THE TASK>
Every line holding the string "Platinum" should be gathered.

begin LISTED RECORDS

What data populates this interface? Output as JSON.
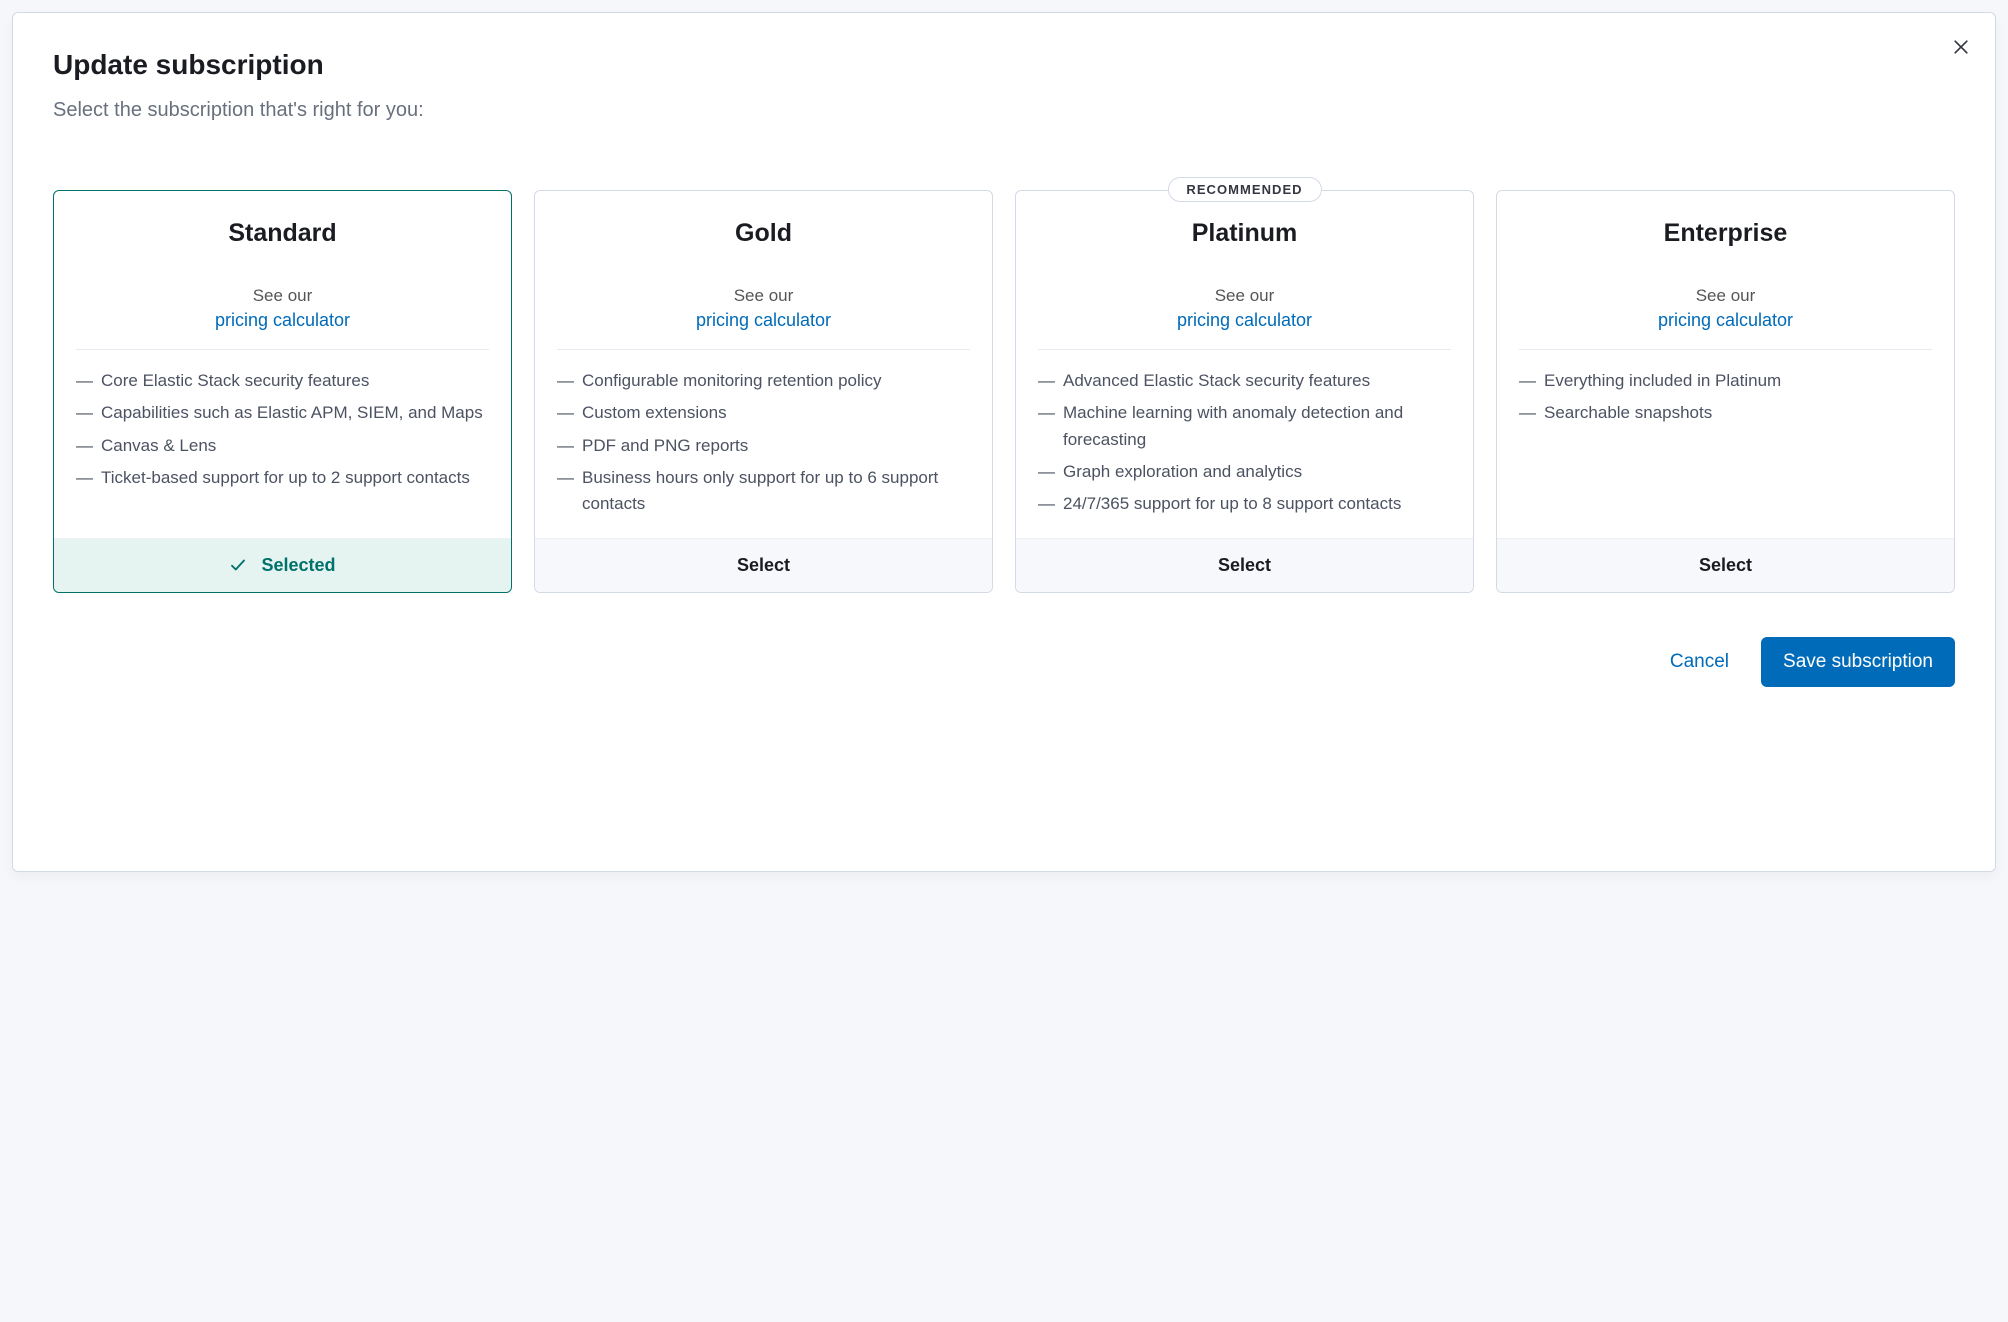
{
  "modal": {
    "title": "Update subscription",
    "subtitle": "Select the subscription that's right for you:",
    "see_our": "See our",
    "pricing_link": "pricing calculator",
    "recommended_label": "RECOMMENDED",
    "selected_label": "Selected",
    "select_label": "Select",
    "cancel": "Cancel",
    "save": "Save subscription"
  },
  "tiers": [
    {
      "name": "Standard",
      "selected": true,
      "recommended": false,
      "features": [
        "Core Elastic Stack security features",
        "Capabilities such as Elastic APM, SIEM, and Maps",
        "Canvas & Lens",
        "Ticket-based support for up to 2 support contacts"
      ]
    },
    {
      "name": "Gold",
      "selected": false,
      "recommended": false,
      "features": [
        "Configurable monitoring retention policy",
        "Custom extensions",
        "PDF and PNG reports",
        "Business hours only support for up to 6 support contacts"
      ]
    },
    {
      "name": "Platinum",
      "selected": false,
      "recommended": true,
      "features": [
        "Advanced Elastic Stack security features",
        "Machine learning with anomaly detection and forecasting",
        "Graph exploration and analytics",
        "24/7/365 support for up to 8 support contacts"
      ]
    },
    {
      "name": "Enterprise",
      "selected": false,
      "recommended": false,
      "features": [
        "Everything included in Platinum",
        "Searchable snapshots"
      ]
    }
  ]
}
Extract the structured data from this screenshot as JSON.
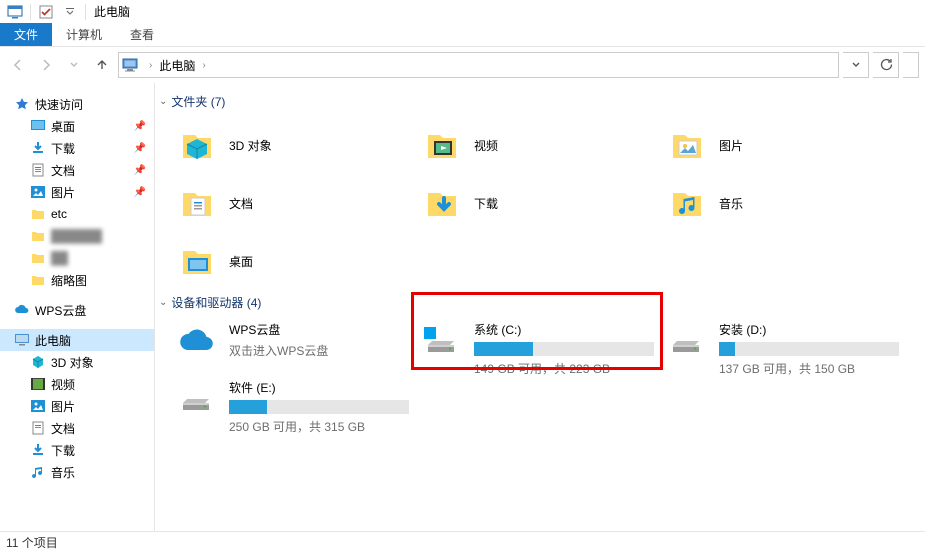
{
  "titlebar": {
    "title": "此电脑"
  },
  "ribbon": {
    "file": "文件",
    "computer": "计算机",
    "view": "查看"
  },
  "address": {
    "root": "此电脑"
  },
  "sidebar": {
    "quick_access": "快速访问",
    "desktop": "桌面",
    "downloads": "下载",
    "documents": "文档",
    "pictures": "图片",
    "etc": "etc",
    "redacted1": "██████",
    "redacted2": "██",
    "thumbnails": "缩略图",
    "wps": "WPS云盘",
    "this_pc": "此电脑",
    "objects3d": "3D 对象",
    "videos": "视频",
    "pictures2": "图片",
    "documents2": "文档",
    "downloads2": "下载",
    "music": "音乐"
  },
  "sections": {
    "folders_header": "文件夹 (7)",
    "drives_header": "设备和驱动器 (4)"
  },
  "folders": {
    "objects3d": "3D 对象",
    "videos": "视频",
    "pictures": "图片",
    "documents": "文档",
    "downloads": "下载",
    "music": "音乐",
    "desktop": "桌面"
  },
  "drives": {
    "wps": {
      "name": "WPS云盘",
      "sub": "双击进入WPS云盘"
    },
    "c": {
      "name": "系统 (C:)",
      "sub": "149 GB 可用，共 223 GB",
      "fill_pct": 33
    },
    "d": {
      "name": "安装 (D:)",
      "sub": "137 GB 可用，共 150 GB",
      "fill_pct": 9
    },
    "e": {
      "name": "软件 (E:)",
      "sub": "250 GB 可用，共 315 GB",
      "fill_pct": 21
    }
  },
  "statusbar": {
    "count": "11 个项目"
  }
}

end LISTED RECORDS

TASK ANSWER>
      "name": "Platinum",
        "Everything included in Platinum",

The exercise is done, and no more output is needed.